§ **Exercise objective**
In the records below, count every line containing "puede". Reply with the number only.

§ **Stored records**

┄┄┄┄┄┄┄┄┄┄┄┄┄┄┄┄┄┄┄┄

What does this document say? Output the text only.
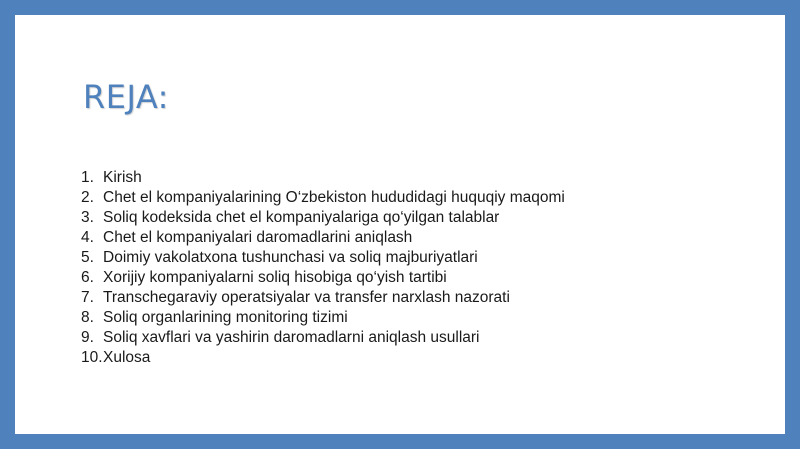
REJA:
1. Kirish
2. Chet el kompaniyalarining O‘zbekiston hududidagi huquqiy maqomi
3. Soliq kodeksida chet el kompaniyalariga qo‘yilgan talablar
4. Chet el kompaniyalari daromadlarini aniqlash
5. Doimiy vakolatxona tushunchasi va soliq majburiyatlari
6. Xorijiy kompaniyalarni soliq hisobiga qo‘yish tartibi
7. Transchegaraviy operatsiyalar va transfer narxlash nazorati
8. Soliq organlarining monitoring tizimi
9. Soliq xavflari va yashirin daromadlarni aniqlash usullari
10. Xulosa
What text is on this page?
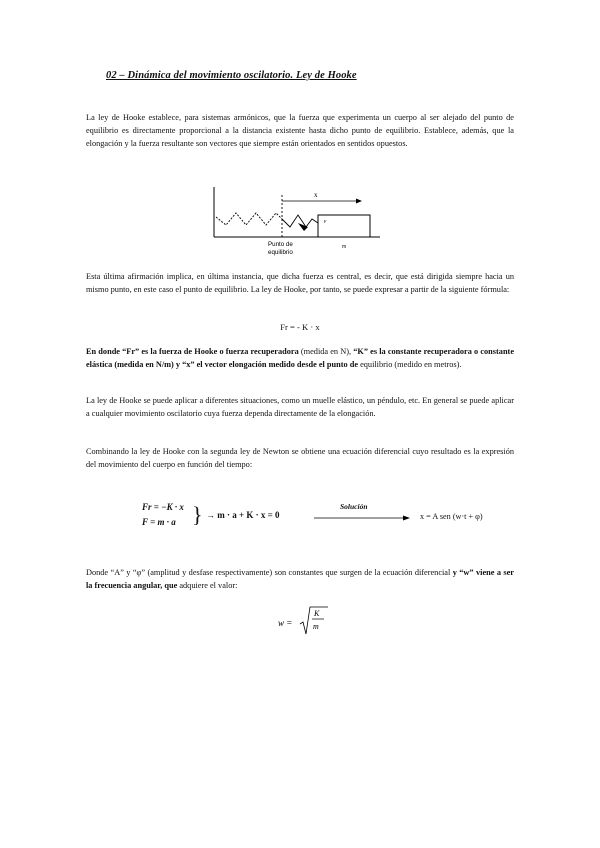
02 – Dinámica del movimiento oscilatorio. Ley de Hooke

La ley de Hooke establece, para sistemas armónicos, que la fuerza que experimenta un cuerpo al ser alejado del punto de equilibrio es directamente proporcional a la distancia existente hasta dicho punto de equilibrio. Establece, además, que la elongación y la fuerza resultante son vectores que siempre están orientados en sentidos opuestos.

x
F
Punto de
equilibrio
m

Esta última afirmación implica, en última instancia, que dicha fuerza es central, es decir, que está dirigida siempre hacia un mismo punto, en este caso el punto de equilibrio. La ley de Hooke, por tanto, se puede expresar a partir de la siguiente fórmula:

Fr = - K · x

En donde “Fr” es la fuerza de Hooke o fuerza recuperadora (medida en N), “K” es la constante recuperadora o constante elástica (medida en N/m) y “x” el vector elongación medido desde el punto de equilibrio (medido en metros).

La ley de Hooke se puede aplicar a diferentes situaciones, como un muelle elástico, un péndulo, etc. En general se puede aplicar a cualquier movimiento oscilatorio cuya fuerza dependa directamente de la elongación.

Combinando la ley de Hooke con la segunda ley de Newton se obtiene una ecuación diferencial cuyo resultado es la expresión del movimiento del cuerpo en función del tiempo:

Fr = −K · x
F = m · a } → m · a + K · x = 0
Solución
x = A sen (w·t + φ)

Donde “A” y “φ” (amplitud y desfase respectivamente) son constantes que surgen de la ecuación diferencial y “w” viene a ser la frecuencia angular, que adquiere el valor:

w =
K
m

┄┄┄┄┄┄┄┄┄┄┄┄┄┄┄┄┄┄┄┄

§ **Solution to this exercise**
2